THE REQUEST: Exactly and only the lines from the one containing "Read the values" through the close of the entries below are to be set down.

EXTRACTED MATERIAL:
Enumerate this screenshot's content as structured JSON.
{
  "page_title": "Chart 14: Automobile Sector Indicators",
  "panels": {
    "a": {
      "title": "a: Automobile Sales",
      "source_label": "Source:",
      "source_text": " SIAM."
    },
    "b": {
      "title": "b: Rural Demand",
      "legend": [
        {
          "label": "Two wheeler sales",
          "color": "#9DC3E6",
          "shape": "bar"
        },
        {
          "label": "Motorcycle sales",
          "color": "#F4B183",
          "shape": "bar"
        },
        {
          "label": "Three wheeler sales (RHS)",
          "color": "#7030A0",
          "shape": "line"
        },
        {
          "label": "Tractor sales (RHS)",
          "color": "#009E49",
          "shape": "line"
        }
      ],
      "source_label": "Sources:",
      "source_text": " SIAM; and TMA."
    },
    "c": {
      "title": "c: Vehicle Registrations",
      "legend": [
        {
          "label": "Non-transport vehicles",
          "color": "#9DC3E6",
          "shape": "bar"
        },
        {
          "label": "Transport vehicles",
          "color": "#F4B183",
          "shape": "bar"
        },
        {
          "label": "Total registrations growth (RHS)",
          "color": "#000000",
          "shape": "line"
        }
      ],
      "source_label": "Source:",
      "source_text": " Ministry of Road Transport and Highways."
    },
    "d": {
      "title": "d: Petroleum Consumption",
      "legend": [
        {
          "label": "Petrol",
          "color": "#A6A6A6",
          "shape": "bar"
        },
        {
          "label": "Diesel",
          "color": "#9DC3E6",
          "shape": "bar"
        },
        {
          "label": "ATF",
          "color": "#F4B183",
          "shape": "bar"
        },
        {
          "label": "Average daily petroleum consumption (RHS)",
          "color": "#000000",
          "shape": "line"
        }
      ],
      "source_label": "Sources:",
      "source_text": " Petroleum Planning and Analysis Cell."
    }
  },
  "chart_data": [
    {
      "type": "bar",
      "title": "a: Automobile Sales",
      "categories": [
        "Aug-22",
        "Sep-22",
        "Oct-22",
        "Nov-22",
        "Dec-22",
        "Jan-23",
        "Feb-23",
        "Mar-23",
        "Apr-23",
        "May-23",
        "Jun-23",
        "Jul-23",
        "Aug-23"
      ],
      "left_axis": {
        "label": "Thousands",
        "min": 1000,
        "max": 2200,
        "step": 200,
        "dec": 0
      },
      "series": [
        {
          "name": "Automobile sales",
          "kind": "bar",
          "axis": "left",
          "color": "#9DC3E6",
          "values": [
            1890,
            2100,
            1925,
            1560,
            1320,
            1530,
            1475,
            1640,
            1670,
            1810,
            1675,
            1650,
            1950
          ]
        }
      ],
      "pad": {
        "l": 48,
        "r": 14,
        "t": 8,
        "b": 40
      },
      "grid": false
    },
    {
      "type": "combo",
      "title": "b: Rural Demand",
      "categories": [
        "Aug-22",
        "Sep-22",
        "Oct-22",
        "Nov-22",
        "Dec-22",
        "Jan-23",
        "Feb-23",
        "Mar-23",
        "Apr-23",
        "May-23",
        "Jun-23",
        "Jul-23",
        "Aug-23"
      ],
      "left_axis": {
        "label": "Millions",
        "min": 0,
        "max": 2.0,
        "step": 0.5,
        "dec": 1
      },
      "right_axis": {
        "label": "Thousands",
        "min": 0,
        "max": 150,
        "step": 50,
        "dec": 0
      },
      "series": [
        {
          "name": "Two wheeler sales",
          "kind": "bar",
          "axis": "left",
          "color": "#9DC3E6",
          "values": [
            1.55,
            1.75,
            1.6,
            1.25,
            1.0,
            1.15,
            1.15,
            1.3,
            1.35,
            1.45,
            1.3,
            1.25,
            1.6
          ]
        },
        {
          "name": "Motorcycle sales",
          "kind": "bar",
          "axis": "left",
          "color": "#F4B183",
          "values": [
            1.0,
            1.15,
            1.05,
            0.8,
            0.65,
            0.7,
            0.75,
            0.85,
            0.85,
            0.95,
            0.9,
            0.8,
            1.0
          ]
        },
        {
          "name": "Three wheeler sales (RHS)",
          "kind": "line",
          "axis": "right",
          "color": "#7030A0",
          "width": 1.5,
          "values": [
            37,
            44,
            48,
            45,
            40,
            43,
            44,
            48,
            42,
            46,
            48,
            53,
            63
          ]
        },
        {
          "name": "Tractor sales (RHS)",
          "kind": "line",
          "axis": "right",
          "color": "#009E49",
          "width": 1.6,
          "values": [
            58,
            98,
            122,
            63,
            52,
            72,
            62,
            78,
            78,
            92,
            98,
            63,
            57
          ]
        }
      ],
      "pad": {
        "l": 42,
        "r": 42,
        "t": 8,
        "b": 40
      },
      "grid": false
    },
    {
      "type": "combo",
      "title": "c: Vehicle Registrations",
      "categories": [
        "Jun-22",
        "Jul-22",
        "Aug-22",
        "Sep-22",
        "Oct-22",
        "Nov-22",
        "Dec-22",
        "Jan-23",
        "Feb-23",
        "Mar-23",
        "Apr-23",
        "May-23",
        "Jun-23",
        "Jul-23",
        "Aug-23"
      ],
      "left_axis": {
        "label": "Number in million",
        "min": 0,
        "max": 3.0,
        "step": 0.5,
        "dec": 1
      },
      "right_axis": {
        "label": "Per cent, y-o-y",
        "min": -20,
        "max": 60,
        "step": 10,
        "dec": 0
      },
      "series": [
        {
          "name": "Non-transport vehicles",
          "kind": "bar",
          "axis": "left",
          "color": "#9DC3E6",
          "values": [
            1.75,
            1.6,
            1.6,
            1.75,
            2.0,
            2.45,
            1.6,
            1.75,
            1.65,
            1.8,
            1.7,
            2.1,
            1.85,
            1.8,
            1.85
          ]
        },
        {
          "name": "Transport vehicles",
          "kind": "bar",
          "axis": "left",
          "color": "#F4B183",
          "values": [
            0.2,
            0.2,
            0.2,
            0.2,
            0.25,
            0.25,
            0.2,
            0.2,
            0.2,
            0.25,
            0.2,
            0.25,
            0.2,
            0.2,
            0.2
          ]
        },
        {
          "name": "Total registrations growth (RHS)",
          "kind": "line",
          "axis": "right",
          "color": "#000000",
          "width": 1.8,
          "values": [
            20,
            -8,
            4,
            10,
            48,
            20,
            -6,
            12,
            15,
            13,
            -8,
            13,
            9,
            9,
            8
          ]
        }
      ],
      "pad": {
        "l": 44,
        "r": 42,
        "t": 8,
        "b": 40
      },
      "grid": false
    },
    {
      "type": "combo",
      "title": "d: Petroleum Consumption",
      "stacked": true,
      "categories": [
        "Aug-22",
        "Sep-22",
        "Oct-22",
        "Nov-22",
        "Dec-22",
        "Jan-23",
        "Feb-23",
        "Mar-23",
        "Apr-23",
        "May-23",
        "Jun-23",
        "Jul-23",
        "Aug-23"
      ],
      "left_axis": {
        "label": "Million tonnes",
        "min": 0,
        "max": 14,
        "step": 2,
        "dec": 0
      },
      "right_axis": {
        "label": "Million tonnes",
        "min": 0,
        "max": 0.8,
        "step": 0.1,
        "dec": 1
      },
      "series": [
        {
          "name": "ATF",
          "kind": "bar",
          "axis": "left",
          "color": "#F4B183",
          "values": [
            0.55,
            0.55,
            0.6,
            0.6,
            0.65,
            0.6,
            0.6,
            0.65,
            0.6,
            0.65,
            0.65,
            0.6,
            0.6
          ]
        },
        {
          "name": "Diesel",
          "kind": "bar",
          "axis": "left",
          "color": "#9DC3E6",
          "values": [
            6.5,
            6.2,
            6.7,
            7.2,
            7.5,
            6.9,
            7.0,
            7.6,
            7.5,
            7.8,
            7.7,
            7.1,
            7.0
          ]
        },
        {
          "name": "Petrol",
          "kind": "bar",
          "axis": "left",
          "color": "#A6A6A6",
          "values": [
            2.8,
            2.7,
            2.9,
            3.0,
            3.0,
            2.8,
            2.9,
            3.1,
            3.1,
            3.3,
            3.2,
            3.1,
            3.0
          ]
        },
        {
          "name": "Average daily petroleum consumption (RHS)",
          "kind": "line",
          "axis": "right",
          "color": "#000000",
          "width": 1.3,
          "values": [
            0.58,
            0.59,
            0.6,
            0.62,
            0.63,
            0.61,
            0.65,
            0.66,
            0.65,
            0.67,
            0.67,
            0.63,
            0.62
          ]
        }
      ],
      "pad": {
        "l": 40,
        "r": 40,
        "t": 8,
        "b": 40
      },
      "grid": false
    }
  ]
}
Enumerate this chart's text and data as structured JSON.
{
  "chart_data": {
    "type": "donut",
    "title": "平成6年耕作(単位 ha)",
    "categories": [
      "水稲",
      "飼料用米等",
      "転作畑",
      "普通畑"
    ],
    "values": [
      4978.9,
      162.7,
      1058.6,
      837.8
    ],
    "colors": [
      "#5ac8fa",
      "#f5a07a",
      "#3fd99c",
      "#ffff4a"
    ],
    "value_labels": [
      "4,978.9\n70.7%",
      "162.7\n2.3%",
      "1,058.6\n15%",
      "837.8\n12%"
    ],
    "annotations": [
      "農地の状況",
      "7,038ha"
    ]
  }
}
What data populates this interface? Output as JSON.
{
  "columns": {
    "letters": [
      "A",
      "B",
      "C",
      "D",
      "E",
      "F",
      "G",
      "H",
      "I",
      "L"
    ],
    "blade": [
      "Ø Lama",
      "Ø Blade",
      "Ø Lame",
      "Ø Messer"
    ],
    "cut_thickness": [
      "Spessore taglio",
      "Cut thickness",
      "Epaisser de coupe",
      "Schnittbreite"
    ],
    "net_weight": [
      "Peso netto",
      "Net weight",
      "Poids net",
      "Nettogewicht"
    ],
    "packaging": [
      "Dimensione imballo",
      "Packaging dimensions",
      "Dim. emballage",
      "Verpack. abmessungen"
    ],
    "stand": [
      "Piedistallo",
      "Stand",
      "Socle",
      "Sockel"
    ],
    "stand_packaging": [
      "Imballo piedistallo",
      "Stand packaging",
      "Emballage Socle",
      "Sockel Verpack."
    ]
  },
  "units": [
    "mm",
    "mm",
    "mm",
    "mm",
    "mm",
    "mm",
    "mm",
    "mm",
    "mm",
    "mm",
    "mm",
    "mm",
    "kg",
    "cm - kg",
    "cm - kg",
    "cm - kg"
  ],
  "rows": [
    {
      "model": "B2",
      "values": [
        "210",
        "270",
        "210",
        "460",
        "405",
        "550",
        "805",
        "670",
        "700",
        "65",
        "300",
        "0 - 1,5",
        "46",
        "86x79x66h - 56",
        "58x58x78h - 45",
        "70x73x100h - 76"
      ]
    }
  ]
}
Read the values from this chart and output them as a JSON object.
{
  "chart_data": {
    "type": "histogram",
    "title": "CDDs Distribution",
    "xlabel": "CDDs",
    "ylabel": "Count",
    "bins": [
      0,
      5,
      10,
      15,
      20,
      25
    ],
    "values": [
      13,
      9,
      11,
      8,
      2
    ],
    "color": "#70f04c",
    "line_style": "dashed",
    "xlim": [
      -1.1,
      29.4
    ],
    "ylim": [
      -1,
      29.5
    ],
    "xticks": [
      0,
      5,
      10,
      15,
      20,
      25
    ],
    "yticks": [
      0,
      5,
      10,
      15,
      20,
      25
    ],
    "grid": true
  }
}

RESPONSE TO THIS EXERCISE:
Read the values from this chart and output them as a JSON object.
{
  "chart_data": {
    "type": "histogram",
    "title": "CDDs Distribution",
    "xlabel": "CDDs",
    "ylabel": "Count",
    "bins": [
      0,
      5,
      10,
      15,
      20,
      25
    ],
    "values": [
      13,
      9,
      11,
      8,
      2
    ],
    "color": "#70f04c",
    "line_style": "dashed",
    "xlim": [
      -1.1,
      29.4
    ],
    "ylim": [
      -1,
      29.5
    ],
    "xticks": [
      0,
      5,
      10,
      15,
      20,
      25
    ],
    "yticks": [
      0,
      5,
      10,
      15,
      20,
      25
    ],
    "grid": true
  }
}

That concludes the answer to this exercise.